| Task to complete |
Filter the lines below, copying only those with the string "private".

[Data items]
○ ○ ○

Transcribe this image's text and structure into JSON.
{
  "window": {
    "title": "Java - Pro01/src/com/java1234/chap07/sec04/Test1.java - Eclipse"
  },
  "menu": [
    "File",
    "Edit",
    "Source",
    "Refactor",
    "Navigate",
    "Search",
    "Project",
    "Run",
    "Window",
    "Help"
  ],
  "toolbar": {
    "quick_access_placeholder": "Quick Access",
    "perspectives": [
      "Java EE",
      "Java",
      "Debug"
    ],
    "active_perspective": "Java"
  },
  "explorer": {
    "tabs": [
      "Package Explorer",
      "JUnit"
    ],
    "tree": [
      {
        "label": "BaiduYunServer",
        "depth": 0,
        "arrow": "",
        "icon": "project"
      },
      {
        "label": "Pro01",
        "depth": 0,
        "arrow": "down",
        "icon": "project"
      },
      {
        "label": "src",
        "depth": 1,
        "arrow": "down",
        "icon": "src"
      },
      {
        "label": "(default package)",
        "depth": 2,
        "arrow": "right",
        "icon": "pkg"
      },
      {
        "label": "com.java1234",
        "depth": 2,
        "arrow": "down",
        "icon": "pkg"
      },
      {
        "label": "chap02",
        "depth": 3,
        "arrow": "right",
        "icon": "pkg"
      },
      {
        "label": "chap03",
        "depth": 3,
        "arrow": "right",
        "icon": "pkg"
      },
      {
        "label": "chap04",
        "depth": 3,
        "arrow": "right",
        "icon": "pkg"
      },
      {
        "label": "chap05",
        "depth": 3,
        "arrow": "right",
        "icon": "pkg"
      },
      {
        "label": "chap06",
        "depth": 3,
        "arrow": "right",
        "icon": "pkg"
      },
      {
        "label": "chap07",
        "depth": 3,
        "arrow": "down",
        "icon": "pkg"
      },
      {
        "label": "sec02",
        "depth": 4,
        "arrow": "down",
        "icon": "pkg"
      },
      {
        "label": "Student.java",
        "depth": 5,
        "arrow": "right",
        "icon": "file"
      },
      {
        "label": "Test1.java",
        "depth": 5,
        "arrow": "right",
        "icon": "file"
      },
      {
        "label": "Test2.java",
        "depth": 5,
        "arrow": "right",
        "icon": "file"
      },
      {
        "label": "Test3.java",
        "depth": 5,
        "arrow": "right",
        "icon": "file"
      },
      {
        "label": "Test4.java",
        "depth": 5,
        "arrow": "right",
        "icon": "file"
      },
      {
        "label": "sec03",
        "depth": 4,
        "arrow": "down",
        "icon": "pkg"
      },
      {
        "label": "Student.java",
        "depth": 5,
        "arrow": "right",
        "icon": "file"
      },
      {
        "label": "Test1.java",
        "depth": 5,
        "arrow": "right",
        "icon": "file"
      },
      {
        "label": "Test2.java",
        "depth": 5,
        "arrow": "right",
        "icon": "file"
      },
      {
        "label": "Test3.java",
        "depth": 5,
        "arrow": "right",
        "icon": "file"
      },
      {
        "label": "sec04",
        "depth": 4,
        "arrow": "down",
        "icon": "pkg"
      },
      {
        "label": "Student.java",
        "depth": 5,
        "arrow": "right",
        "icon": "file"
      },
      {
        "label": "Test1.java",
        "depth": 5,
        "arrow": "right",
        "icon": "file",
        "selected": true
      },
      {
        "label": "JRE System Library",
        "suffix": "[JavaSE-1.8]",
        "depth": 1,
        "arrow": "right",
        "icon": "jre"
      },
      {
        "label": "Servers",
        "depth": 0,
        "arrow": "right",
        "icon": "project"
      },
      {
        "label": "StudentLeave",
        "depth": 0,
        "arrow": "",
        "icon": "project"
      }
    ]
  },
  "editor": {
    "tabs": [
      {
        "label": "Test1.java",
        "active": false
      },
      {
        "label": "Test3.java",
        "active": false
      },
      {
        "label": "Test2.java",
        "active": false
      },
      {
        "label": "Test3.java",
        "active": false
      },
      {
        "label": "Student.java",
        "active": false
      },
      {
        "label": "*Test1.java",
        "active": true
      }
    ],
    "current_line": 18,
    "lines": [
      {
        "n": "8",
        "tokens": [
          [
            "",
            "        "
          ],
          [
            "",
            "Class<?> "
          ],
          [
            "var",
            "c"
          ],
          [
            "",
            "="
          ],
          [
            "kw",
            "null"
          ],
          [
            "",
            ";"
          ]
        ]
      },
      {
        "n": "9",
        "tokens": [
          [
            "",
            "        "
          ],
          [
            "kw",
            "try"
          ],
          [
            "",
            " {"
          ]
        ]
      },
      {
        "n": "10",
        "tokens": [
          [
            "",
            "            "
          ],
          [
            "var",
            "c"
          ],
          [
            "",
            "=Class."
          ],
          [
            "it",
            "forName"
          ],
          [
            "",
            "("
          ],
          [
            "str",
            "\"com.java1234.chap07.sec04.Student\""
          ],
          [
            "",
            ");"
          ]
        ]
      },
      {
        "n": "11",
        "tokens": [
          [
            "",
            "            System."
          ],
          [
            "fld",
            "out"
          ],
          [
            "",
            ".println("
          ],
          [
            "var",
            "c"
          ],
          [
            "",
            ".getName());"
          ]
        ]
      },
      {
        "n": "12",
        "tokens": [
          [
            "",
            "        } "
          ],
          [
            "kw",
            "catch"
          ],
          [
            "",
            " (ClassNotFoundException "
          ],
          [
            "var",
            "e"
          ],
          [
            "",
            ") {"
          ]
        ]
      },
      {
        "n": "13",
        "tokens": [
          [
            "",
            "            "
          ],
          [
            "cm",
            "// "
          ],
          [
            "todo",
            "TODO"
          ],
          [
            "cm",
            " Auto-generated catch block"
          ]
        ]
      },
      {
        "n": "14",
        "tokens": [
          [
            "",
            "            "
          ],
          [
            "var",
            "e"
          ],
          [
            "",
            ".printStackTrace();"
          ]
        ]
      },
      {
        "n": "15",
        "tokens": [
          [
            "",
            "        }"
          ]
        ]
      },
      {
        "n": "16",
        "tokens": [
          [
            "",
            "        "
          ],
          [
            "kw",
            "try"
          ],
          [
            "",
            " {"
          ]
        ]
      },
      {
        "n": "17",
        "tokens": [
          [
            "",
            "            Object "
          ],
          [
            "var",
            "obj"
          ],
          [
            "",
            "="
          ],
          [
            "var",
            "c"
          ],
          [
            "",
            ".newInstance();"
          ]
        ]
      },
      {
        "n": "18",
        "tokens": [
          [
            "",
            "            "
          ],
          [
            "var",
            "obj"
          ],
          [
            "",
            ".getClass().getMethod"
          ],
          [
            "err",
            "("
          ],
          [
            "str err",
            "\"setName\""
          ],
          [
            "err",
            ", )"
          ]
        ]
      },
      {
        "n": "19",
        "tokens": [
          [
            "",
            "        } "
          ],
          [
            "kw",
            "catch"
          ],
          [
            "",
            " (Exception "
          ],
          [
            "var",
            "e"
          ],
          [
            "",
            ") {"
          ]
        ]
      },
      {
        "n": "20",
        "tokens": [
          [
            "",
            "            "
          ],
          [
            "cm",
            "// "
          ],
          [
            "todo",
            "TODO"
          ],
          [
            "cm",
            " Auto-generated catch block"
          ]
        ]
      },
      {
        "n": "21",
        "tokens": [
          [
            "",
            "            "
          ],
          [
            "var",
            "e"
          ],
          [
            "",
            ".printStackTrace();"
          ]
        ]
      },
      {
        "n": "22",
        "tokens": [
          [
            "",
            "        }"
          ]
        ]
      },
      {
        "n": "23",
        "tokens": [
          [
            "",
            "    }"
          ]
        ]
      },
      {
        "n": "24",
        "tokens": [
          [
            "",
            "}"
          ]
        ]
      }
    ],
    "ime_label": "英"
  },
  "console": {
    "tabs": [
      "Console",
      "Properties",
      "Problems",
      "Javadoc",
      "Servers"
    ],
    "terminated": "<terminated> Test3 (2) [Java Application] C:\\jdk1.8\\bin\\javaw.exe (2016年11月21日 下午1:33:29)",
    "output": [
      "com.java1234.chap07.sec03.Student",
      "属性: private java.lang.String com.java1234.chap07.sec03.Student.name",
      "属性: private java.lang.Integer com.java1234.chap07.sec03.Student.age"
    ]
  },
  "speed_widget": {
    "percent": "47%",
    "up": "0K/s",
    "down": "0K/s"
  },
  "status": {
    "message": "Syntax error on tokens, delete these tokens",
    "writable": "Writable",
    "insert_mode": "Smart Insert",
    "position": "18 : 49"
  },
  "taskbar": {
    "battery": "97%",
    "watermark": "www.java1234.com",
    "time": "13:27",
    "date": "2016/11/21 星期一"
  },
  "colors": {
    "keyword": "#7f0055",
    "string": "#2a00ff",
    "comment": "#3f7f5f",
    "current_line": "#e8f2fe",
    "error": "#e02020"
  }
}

○ ○ ○

| Solution to this exercise |
      "属性: private java.lang.String com.java1234.chap07.sec03.Student.name",
      "属性: private java.lang.Integer com.java1234.chap07.sec03.Student.age"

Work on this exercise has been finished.